▶ [Your task]:
From the records, pick out and copy each line containing "ญญาพร".

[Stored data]
+ + + + +

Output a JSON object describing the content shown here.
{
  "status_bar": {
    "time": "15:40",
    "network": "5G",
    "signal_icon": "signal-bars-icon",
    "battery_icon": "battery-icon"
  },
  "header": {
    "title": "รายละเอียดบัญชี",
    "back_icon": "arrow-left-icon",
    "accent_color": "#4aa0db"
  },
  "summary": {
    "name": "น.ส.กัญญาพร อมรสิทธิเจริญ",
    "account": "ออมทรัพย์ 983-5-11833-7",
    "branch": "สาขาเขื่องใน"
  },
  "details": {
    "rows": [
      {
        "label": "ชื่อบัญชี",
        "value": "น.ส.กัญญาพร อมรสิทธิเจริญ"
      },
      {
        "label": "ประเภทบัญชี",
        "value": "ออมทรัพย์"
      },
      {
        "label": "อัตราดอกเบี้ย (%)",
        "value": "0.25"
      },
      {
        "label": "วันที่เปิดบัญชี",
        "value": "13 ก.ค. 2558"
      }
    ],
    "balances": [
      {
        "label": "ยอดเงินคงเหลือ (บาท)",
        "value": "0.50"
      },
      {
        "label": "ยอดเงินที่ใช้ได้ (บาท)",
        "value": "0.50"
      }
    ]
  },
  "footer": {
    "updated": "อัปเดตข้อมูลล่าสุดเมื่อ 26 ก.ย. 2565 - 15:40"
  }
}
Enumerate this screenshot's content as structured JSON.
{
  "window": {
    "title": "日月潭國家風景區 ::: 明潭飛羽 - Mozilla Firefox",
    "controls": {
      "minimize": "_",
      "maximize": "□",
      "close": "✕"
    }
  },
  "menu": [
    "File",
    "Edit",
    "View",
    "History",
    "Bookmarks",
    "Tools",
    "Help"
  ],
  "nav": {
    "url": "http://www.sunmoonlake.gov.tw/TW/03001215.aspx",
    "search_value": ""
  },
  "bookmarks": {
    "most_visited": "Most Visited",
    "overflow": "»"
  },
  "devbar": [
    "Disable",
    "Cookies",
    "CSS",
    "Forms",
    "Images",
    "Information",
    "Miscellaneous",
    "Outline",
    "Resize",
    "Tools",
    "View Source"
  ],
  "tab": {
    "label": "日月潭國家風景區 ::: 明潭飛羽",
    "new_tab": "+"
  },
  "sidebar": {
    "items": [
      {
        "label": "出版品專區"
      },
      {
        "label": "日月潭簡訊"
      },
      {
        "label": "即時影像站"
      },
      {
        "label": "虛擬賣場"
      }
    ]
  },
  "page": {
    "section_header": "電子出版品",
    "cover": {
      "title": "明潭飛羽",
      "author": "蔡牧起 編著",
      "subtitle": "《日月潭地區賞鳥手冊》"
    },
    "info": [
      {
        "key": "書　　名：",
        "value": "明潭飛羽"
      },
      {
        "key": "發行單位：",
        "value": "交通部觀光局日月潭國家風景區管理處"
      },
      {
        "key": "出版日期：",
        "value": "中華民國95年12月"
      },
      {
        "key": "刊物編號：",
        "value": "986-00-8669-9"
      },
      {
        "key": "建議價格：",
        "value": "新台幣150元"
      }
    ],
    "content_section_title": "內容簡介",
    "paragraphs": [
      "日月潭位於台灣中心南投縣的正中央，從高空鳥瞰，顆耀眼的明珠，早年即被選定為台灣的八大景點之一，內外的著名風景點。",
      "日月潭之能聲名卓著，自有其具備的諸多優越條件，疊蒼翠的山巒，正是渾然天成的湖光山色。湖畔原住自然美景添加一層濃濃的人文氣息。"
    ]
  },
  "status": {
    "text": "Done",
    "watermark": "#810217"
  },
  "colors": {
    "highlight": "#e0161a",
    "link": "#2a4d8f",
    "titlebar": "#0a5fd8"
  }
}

+ + + + +

▶ [Exercise answer]:
    "name": "น.ส.กัญญาพร อมรสิทธิเจริญ",
        "value": "น.ส.กัญญาพร อมรสิทธิเจริญ"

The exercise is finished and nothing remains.